What the task asks — Write down every entry below once more, exactly.

Supplied records —
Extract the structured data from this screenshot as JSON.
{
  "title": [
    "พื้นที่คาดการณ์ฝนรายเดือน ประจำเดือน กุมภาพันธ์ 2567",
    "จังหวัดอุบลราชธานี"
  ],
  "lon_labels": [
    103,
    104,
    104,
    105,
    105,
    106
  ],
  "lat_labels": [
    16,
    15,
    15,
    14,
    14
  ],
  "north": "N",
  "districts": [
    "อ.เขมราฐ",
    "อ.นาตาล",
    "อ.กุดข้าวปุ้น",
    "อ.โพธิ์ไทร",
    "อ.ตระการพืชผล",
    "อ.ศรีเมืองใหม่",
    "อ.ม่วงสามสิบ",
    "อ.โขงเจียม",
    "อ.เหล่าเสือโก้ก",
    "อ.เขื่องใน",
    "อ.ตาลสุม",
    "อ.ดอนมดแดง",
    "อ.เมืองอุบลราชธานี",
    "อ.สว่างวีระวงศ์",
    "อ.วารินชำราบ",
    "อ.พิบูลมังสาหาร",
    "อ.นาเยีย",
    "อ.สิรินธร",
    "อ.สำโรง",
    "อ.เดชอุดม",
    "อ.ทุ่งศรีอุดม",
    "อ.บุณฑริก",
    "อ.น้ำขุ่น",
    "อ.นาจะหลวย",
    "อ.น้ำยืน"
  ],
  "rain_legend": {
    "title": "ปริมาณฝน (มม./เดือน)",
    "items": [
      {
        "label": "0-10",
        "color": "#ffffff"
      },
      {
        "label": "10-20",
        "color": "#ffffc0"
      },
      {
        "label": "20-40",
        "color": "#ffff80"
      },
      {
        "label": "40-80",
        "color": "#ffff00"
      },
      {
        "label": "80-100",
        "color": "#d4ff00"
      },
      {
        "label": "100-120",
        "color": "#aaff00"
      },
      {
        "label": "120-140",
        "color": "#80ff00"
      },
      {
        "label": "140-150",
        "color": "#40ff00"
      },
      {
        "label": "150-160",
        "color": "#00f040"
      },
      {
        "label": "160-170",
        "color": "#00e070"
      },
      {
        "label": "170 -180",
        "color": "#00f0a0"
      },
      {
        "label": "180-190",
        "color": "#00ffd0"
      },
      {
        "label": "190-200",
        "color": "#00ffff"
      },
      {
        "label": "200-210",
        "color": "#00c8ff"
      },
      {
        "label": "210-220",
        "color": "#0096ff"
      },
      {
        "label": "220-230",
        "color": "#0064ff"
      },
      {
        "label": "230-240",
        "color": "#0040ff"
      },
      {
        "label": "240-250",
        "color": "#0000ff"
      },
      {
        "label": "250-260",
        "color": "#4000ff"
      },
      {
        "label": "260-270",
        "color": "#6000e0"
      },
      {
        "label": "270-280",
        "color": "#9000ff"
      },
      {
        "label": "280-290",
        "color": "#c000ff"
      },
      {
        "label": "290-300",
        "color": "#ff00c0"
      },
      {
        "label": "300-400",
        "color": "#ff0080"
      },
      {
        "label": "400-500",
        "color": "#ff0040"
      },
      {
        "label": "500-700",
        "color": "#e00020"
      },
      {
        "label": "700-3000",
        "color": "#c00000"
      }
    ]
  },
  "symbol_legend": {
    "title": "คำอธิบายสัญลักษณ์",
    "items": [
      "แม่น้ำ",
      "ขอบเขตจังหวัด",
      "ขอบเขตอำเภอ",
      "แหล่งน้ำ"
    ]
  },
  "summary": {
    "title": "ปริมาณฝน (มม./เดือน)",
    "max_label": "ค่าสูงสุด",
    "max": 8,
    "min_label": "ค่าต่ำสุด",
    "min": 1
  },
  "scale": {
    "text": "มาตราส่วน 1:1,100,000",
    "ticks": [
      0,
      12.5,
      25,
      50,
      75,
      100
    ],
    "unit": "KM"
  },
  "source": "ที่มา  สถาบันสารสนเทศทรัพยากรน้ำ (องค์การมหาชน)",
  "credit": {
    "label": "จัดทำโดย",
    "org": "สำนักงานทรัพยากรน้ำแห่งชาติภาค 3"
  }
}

Result of the exercise —
Extract the structured data from this screenshot as JSON.
{
  "title": [
    "พื้นที่คาดการณ์ฝนรายเดือน ประจำเดือน กุมภาพันธ์ 2567",
    "จังหวัดอุบลราชธานี"
  ],
  "lon_labels": [
    103,
    104,
    104,
    105,
    105,
    106
  ],
  "lat_labels": [
    16,
    15,
    15,
    14,
    14
  ],
  "north": "N",
  "districts": [
    "อ.เขมราฐ",
    "อ.นาตาล",
    "อ.กุดข้าวปุ้น",
    "อ.โพธิ์ไทร",
    "อ.ตระการพืชผล",
    "อ.ศรีเมืองใหม่",
    "อ.ม่วงสามสิบ",
    "อ.โขงเจียม",
    "อ.เหล่าเสือโก้ก",
    "อ.เขื่องใน",
    "อ.ตาลสุม",
    "อ.ดอนมดแดง",
    "อ.เมืองอุบลราชธานี",
    "อ.สว่างวีระวงศ์",
    "อ.วารินชำราบ",
    "อ.พิบูลมังสาหาร",
    "อ.นาเยีย",
    "อ.สิรินธร",
    "อ.สำโรง",
    "อ.เดชอุดม",
    "อ.ทุ่งศรีอุดม",
    "อ.บุณฑริก",
    "อ.น้ำขุ่น",
    "อ.นาจะหลวย",
    "อ.น้ำยืน"
  ],
  "rain_legend": {
    "title": "ปริมาณฝน (มม./เดือน)",
    "items": [
      {
        "label": "0-10",
        "color": "#ffffff"
      },
      {
        "label": "10-20",
        "color": "#ffffc0"
      },
      {
        "label": "20-40",
        "color": "#ffff80"
      },
      {
        "label": "40-80",
        "color": "#ffff00"
      },
      {
        "label": "80-100",
        "color": "#d4ff00"
      },
      {
        "label": "100-120",
        "color": "#aaff00"
      },
      {
        "label": "120-140",
        "color": "#80ff00"
      },
      {
        "label": "140-150",
        "color": "#40ff00"
      },
      {
        "label": "150-160",
        "color": "#00f040"
      },
      {
        "label": "160-170",
        "color": "#00e070"
      },
      {
        "label": "170 -180",
        "color": "#00f0a0"
      },
      {
        "label": "180-190",
        "color": "#00ffd0"
      },
      {
        "label": "190-200",
        "color": "#00ffff"
      },
      {
        "label": "200-210",
        "color": "#00c8ff"
      },
      {
        "label": "210-220",
        "color": "#0096ff"
      },
      {
        "label": "220-230",
        "color": "#0064ff"
      },
      {
        "label": "230-240",
        "color": "#0040ff"
      },
      {
        "label": "240-250",
        "color": "#0000ff"
      },
      {
        "label": "250-260",
        "color": "#4000ff"
      },
      {
        "label": "260-270",
        "color": "#6000e0"
      },
      {
        "label": "270-280",
        "color": "#9000ff"
      },
      {
        "label": "280-290",
        "color": "#c000ff"
      },
      {
        "label": "290-300",
        "color": "#ff00c0"
      },
      {
        "label": "300-400",
        "color": "#ff0080"
      },
      {
        "label": "400-500",
        "color": "#ff0040"
      },
      {
        "label": "500-700",
        "color": "#e00020"
      },
      {
        "label": "700-3000",
        "color": "#c00000"
      }
    ]
  },
  "symbol_legend": {
    "title": "คำอธิบายสัญลักษณ์",
    "items": [
      "แม่น้ำ",
      "ขอบเขตจังหวัด",
      "ขอบเขตอำเภอ",
      "แหล่งน้ำ"
    ]
  },
  "summary": {
    "title": "ปริมาณฝน (มม./เดือน)",
    "max_label": "ค่าสูงสุด",
    "max": 8,
    "min_label": "ค่าต่ำสุด",
    "min": 1
  },
  "scale": {
    "text": "มาตราส่วน 1:1,100,000",
    "ticks": [
      0,
      12.5,
      25,
      50,
      75,
      100
    ],
    "unit": "KM"
  },
  "source": "ที่มา  สถาบันสารสนเทศทรัพยากรน้ำ (องค์การมหาชน)",
  "credit": {
    "label": "จัดทำโดย",
    "org": "สำนักงานทรัพยากรน้ำแห่งชาติภาค 3"
  }
}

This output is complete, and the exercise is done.